Goal: Go through the records below line by line, counting those that contain the word "name"; answer with the count only.
Start Input
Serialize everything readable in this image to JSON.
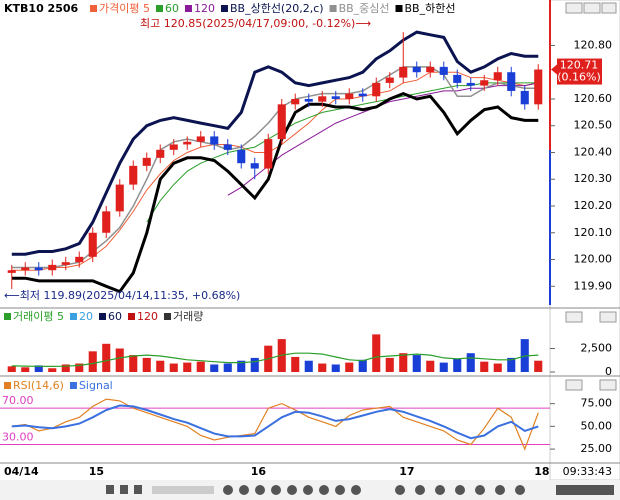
{
  "header": {
    "symbol": "KTB10 2506",
    "time": "09:33:43"
  },
  "chart_data": [
    {
      "type": "candlestick",
      "categories": [
        "04/14",
        null,
        null,
        null,
        null,
        null,
        "15",
        null,
        null,
        null,
        null,
        null,
        null,
        null,
        null,
        null,
        null,
        null,
        "16",
        null,
        null,
        null,
        null,
        null,
        null,
        null,
        null,
        null,
        null,
        "17",
        null,
        null,
        null,
        null,
        null,
        null,
        null,
        null,
        null,
        "18"
      ],
      "open": [
        119.95,
        119.96,
        119.97,
        119.96,
        119.98,
        119.99,
        120.01,
        120.1,
        120.18,
        120.28,
        120.35,
        120.38,
        120.41,
        120.43,
        120.44,
        120.46,
        120.43,
        120.41,
        120.36,
        120.34,
        120.45,
        120.58,
        120.6,
        120.59,
        120.61,
        120.6,
        120.62,
        120.61,
        120.66,
        120.68,
        120.72,
        120.7,
        120.72,
        120.69,
        120.66,
        120.65,
        120.67,
        120.7,
        120.63,
        120.58
      ],
      "high": [
        119.98,
        119.99,
        119.99,
        120.0,
        120.01,
        120.03,
        120.12,
        120.2,
        120.3,
        120.37,
        120.4,
        120.43,
        120.45,
        120.46,
        120.48,
        120.48,
        120.45,
        120.43,
        120.38,
        120.47,
        120.6,
        120.62,
        120.62,
        120.63,
        120.63,
        120.64,
        120.64,
        120.68,
        120.7,
        120.85,
        120.74,
        120.74,
        120.74,
        120.71,
        120.68,
        120.69,
        120.72,
        120.72,
        120.65,
        120.73
      ],
      "low": [
        119.89,
        119.94,
        119.94,
        119.94,
        119.96,
        119.97,
        119.99,
        120.08,
        120.16,
        120.26,
        120.33,
        120.36,
        120.39,
        120.41,
        120.42,
        120.41,
        120.39,
        120.34,
        120.3,
        120.32,
        120.43,
        120.56,
        120.57,
        120.57,
        120.58,
        120.58,
        120.59,
        120.59,
        120.64,
        120.66,
        120.68,
        120.68,
        120.67,
        120.64,
        120.63,
        120.63,
        120.65,
        120.61,
        120.56,
        120.56
      ],
      "close": [
        119.96,
        119.97,
        119.96,
        119.98,
        119.99,
        120.01,
        120.1,
        120.18,
        120.28,
        120.35,
        120.38,
        120.41,
        120.43,
        120.44,
        120.46,
        120.43,
        120.41,
        120.36,
        120.34,
        120.45,
        120.58,
        120.6,
        120.59,
        120.61,
        120.6,
        120.62,
        120.61,
        120.66,
        120.68,
        120.72,
        120.7,
        120.72,
        120.69,
        120.66,
        120.65,
        120.67,
        120.7,
        120.63,
        120.58,
        120.71
      ],
      "up_color": "#e0201c",
      "down_color": "#1a3fd6",
      "series": [
        {
          "name": "가격이평 5",
          "color": "#f0603a",
          "width": 1,
          "values": [
            119.96,
            119.96,
            119.96,
            119.97,
            119.97,
            119.98,
            120.01,
            120.05,
            120.11,
            120.18,
            120.26,
            120.32,
            120.37,
            120.4,
            120.42,
            120.43,
            120.43,
            120.42,
            120.4,
            120.4,
            120.43,
            120.47,
            120.51,
            120.56,
            120.6,
            120.6,
            120.61,
            120.62,
            120.63,
            120.66,
            120.67,
            120.7,
            120.7,
            120.7,
            120.68,
            120.68,
            120.67,
            120.66,
            120.65,
            120.66
          ]
        },
        {
          "name": "60",
          "color": "#2aa02a",
          "width": 1,
          "values": [
            null,
            null,
            null,
            null,
            null,
            null,
            null,
            null,
            null,
            null,
            120.14,
            120.22,
            120.28,
            120.33,
            120.36,
            120.38,
            120.4,
            120.41,
            120.42,
            120.45,
            120.48,
            120.51,
            120.53,
            120.55,
            120.56,
            120.57,
            120.58,
            120.59,
            120.6,
            120.61,
            120.62,
            120.63,
            120.64,
            120.65,
            120.65,
            120.66,
            120.66,
            120.66,
            120.66,
            120.66
          ]
        },
        {
          "name": "120",
          "color": "#8a1a9a",
          "width": 1,
          "values": [
            null,
            null,
            null,
            null,
            null,
            null,
            null,
            null,
            null,
            null,
            null,
            null,
            null,
            null,
            null,
            null,
            120.24,
            120.27,
            120.31,
            120.35,
            120.39,
            120.42,
            120.45,
            120.48,
            120.51,
            120.53,
            120.55,
            120.57,
            120.59,
            120.6,
            120.61,
            120.62,
            120.63,
            120.63,
            120.64,
            120.64,
            120.65,
            120.65,
            120.65,
            120.66
          ]
        },
        {
          "name": "BB_상한선(20,2,c)",
          "color": "#0b1450",
          "width": 3,
          "values": [
            120.02,
            120.02,
            120.03,
            120.03,
            120.04,
            120.06,
            120.14,
            120.25,
            120.36,
            120.45,
            120.5,
            120.52,
            120.53,
            120.52,
            120.51,
            120.5,
            120.49,
            120.55,
            120.7,
            120.72,
            120.7,
            120.66,
            120.65,
            120.66,
            120.67,
            120.68,
            120.7,
            120.75,
            120.78,
            120.82,
            120.85,
            120.84,
            120.83,
            120.74,
            120.7,
            120.72,
            120.75,
            120.77,
            120.76,
            120.76
          ]
        },
        {
          "name": "BB_중심선",
          "color": "#909090",
          "width": 1.5,
          "values": [
            119.97,
            119.97,
            119.97,
            119.97,
            119.98,
            119.99,
            120.03,
            120.07,
            120.12,
            120.2,
            120.3,
            120.41,
            120.44,
            120.45,
            120.44,
            120.43,
            120.41,
            120.42,
            120.46,
            120.51,
            120.57,
            120.6,
            120.61,
            120.62,
            120.62,
            120.62,
            120.63,
            120.66,
            120.69,
            120.72,
            120.72,
            120.72,
            120.69,
            120.61,
            120.61,
            120.64,
            120.66,
            120.65,
            120.64,
            120.64
          ]
        },
        {
          "name": "BB_하한선",
          "color": "#000000",
          "width": 3,
          "values": [
            119.93,
            119.93,
            119.92,
            119.92,
            119.92,
            119.92,
            119.92,
            119.9,
            119.88,
            119.95,
            120.1,
            120.3,
            120.36,
            120.38,
            120.38,
            120.37,
            120.33,
            120.28,
            120.23,
            120.3,
            120.45,
            120.55,
            120.58,
            120.58,
            120.57,
            120.57,
            120.56,
            120.57,
            120.6,
            120.62,
            120.6,
            120.61,
            120.55,
            120.47,
            120.52,
            120.56,
            120.57,
            120.53,
            120.52,
            120.52
          ]
        }
      ],
      "ylim": [
        119.83,
        120.94
      ],
      "yticks": [
        {
          "value": 119.9,
          "label": "119.90"
        },
        {
          "value": 120,
          "label": "120.00"
        },
        {
          "value": 120.1,
          "label": "120.10"
        },
        {
          "value": 120.2,
          "label": "120.20"
        },
        {
          "value": 120.3,
          "label": "120.30"
        },
        {
          "value": 120.4,
          "label": "120.40"
        },
        {
          "value": 120.5,
          "label": "120.50"
        },
        {
          "value": 120.6,
          "label": "120.60"
        },
        {
          "value": 120.8,
          "label": "120.80"
        }
      ],
      "max_annotation": "최고 120.85(2025/04/17,09:00, -0.12%)⟶",
      "min_annotation": "⟵최저 119.89(2025/04/14,11:35, +0.68%)",
      "last_label": "120.71",
      "last_change": "(0.16%)"
    },
    {
      "type": "bar",
      "legend_labels": [
        "거래이평 5",
        "20",
        "60",
        "120",
        "거래량"
      ],
      "values": [
        600,
        500,
        700,
        400,
        800,
        900,
        2200,
        3000,
        2500,
        1800,
        1500,
        1200,
        900,
        1000,
        1100,
        800,
        900,
        1200,
        1500,
        2800,
        3500,
        1600,
        1200,
        900,
        800,
        1000,
        1300,
        4000,
        1500,
        2000,
        1800,
        1200,
        1000,
        1400,
        2000,
        1100,
        900,
        1500,
        3500,
        1200
      ],
      "series": [
        {
          "name": "5",
          "color": "#2aa02a",
          "values": [
            650,
            630,
            610,
            600,
            620,
            700,
            900,
            1200,
            1500,
            1700,
            1800,
            1700,
            1500,
            1300,
            1200,
            1100,
            1000,
            1000,
            1100,
            1400,
            1800,
            2000,
            2000,
            1900,
            1600,
            1300,
            1200,
            1600,
            1700,
            1800,
            1900,
            1800,
            1500,
            1400,
            1500,
            1400,
            1300,
            1300,
            1700,
            1800
          ]
        }
      ],
      "ylim": [
        0,
        5000
      ],
      "yticks": [
        0,
        {
          "value": 2500,
          "label": "2,500"
        }
      ]
    },
    {
      "type": "line",
      "series": [
        {
          "name": "RSI(14,6)",
          "color": "#e08020",
          "values": [
            50,
            52,
            45,
            48,
            55,
            60,
            72,
            80,
            78,
            70,
            65,
            60,
            55,
            50,
            40,
            35,
            38,
            40,
            42,
            70,
            75,
            68,
            60,
            55,
            50,
            62,
            68,
            70,
            72,
            60,
            55,
            50,
            45,
            35,
            30,
            48,
            70,
            60,
            25,
            65
          ]
        },
        {
          "name": "Signal",
          "color": "#3a70e0",
          "values": [
            50,
            51,
            49,
            48,
            50,
            53,
            60,
            68,
            73,
            72,
            68,
            63,
            58,
            54,
            48,
            42,
            39,
            39,
            40,
            50,
            60,
            66,
            65,
            61,
            56,
            58,
            62,
            66,
            69,
            66,
            61,
            56,
            50,
            43,
            37,
            40,
            50,
            55,
            45,
            50
          ]
        }
      ],
      "levels": [
        {
          "value": 70,
          "label": "70.00"
        },
        {
          "value": 30,
          "label": "30.00"
        }
      ],
      "level_color": "#e040c0",
      "ylim": [
        13,
        101
      ],
      "yticks": [
        {
          "value": 25,
          "label": "25.00"
        },
        {
          "value": 50,
          "label": "50.00"
        },
        {
          "value": 75,
          "label": "75.00"
        }
      ]
    }
  ]
}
End Input
Expected answer: 9